-- Start of DATA IN THIS EXERCISE --

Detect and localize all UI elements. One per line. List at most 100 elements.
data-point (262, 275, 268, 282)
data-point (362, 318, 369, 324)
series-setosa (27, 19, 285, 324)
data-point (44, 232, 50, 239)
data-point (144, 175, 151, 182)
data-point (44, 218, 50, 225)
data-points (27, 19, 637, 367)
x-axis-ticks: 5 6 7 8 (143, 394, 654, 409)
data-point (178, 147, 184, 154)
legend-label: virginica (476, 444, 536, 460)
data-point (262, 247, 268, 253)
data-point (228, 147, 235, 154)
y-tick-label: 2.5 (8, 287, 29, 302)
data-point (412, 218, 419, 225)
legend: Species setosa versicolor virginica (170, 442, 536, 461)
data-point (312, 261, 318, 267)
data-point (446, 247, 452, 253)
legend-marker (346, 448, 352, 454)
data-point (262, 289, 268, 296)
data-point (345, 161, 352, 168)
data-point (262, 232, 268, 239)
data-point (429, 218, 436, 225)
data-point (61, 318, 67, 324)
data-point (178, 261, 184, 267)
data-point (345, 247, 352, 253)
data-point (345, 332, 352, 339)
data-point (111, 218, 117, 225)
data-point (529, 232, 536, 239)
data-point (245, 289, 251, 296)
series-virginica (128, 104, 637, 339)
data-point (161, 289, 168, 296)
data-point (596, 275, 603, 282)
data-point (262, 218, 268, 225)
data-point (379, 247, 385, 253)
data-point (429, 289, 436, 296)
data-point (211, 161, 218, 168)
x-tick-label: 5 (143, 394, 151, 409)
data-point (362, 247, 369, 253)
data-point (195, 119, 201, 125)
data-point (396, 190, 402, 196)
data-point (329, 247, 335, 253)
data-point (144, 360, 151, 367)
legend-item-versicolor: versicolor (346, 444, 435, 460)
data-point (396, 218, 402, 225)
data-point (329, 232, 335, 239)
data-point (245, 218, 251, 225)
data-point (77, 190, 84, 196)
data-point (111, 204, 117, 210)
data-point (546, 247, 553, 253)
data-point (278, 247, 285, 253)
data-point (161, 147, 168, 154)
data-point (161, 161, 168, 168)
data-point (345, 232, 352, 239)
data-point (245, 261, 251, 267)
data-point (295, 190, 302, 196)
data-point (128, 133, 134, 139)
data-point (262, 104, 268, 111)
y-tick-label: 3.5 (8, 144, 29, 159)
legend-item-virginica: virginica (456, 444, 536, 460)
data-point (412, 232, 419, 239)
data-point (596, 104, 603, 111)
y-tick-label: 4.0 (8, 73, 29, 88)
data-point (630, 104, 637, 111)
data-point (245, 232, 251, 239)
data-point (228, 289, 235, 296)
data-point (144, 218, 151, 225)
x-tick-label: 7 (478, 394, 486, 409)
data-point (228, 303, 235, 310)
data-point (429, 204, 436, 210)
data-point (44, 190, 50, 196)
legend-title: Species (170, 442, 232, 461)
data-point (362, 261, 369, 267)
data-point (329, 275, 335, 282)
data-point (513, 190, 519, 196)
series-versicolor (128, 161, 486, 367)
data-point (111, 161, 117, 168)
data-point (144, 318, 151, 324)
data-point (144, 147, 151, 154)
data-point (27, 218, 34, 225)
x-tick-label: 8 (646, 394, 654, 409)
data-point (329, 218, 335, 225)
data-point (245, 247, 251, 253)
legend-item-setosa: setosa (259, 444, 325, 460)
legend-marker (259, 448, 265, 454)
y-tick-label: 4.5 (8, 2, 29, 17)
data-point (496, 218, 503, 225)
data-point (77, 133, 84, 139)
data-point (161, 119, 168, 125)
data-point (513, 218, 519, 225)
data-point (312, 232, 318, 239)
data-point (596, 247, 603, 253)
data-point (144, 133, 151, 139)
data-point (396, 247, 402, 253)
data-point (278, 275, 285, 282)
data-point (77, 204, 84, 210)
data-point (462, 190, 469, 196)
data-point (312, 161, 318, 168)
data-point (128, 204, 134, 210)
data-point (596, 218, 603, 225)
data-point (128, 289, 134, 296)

-- End of DATA IN THIS EXERCISE --

INSTRUCTION>
Copy every line of the data above word for word, in the same order.

RESPONSE FOR THIS EXERCISE>
Detect and localize all UI elements. One per line. List at most 100 elements.
data-point (262, 275, 268, 282)
data-point (362, 318, 369, 324)
series-setosa (27, 19, 285, 324)
data-point (44, 232, 50, 239)
data-point (144, 175, 151, 182)
data-point (44, 218, 50, 225)
data-points (27, 19, 637, 367)
x-axis-ticks: 5 6 7 8 (143, 394, 654, 409)
data-point (178, 147, 184, 154)
legend-label: virginica (476, 444, 536, 460)
data-point (262, 247, 268, 253)
data-point (228, 147, 235, 154)
y-tick-label: 2.5 (8, 287, 29, 302)
data-point (412, 218, 419, 225)
legend: Species setosa versicolor virginica (170, 442, 536, 461)
data-point (312, 261, 318, 267)
data-point (446, 247, 452, 253)
legend-marker (346, 448, 352, 454)
data-point (262, 289, 268, 296)
data-point (345, 161, 352, 168)
data-point (262, 232, 268, 239)
data-point (429, 218, 436, 225)
data-point (61, 318, 67, 324)
data-point (178, 261, 184, 267)
data-point (345, 247, 352, 253)
data-point (345, 332, 352, 339)
data-point (111, 218, 117, 225)
data-point (529, 232, 536, 239)
data-point (245, 289, 251, 296)
series-virginica (128, 104, 637, 339)
data-point (161, 289, 168, 296)
data-point (596, 275, 603, 282)
data-point (262, 218, 268, 225)
data-point (379, 247, 385, 253)
data-point (429, 289, 436, 296)
data-point (211, 161, 218, 168)
x-tick-label: 5 (143, 394, 151, 409)
data-point (362, 247, 369, 253)
data-point (195, 119, 201, 125)
data-point (396, 190, 402, 196)
data-point (329, 247, 335, 253)
data-point (144, 360, 151, 367)
legend-item-versicolor: versicolor (346, 444, 435, 460)
data-point (396, 218, 402, 225)
data-point (329, 232, 335, 239)
data-point (245, 218, 251, 225)
data-point (77, 190, 84, 196)
data-point (111, 204, 117, 210)
data-point (546, 247, 553, 253)
data-point (278, 247, 285, 253)
data-point (161, 147, 168, 154)
data-point (161, 161, 168, 168)
data-point (345, 232, 352, 239)
data-point (245, 261, 251, 267)
data-point (295, 190, 302, 196)
data-point (128, 133, 134, 139)
data-point (262, 104, 268, 111)
y-tick-label: 3.5 (8, 144, 29, 159)
legend-item-virginica: virginica (456, 444, 536, 460)
data-point (412, 232, 419, 239)
data-point (596, 104, 603, 111)
y-tick-label: 4.0 (8, 73, 29, 88)
data-point (630, 104, 637, 111)
data-point (245, 232, 251, 239)
data-point (228, 289, 235, 296)
data-point (144, 218, 151, 225)
x-tick-label: 7 (478, 394, 486, 409)
data-point (228, 303, 235, 310)
data-point (429, 204, 436, 210)
data-point (44, 190, 50, 196)
legend-title: Species (170, 442, 232, 461)
data-point (362, 261, 369, 267)
data-point (329, 275, 335, 282)
data-point (513, 190, 519, 196)
series-versicolor (128, 161, 486, 367)
data-point (111, 161, 117, 168)
data-point (144, 318, 151, 324)
data-point (144, 147, 151, 154)
data-point (27, 218, 34, 225)
x-tick-label: 8 (646, 394, 654, 409)
data-point (329, 218, 335, 225)
data-point (245, 247, 251, 253)
legend-item-setosa: setosa (259, 444, 325, 460)
legend-marker (259, 448, 265, 454)
y-tick-label: 4.5 (8, 2, 29, 17)
data-point (496, 218, 503, 225)
data-point (77, 133, 84, 139)
data-point (161, 119, 168, 125)
data-point (513, 218, 519, 225)
data-point (312, 232, 318, 239)
data-point (596, 247, 603, 253)
data-point (144, 133, 151, 139)
data-point (396, 247, 402, 253)
data-point (278, 275, 285, 282)
data-point (77, 204, 84, 210)
data-point (462, 190, 469, 196)
data-point (312, 161, 318, 168)
data-point (128, 204, 134, 210)
data-point (596, 218, 603, 225)
data-point (128, 289, 134, 296)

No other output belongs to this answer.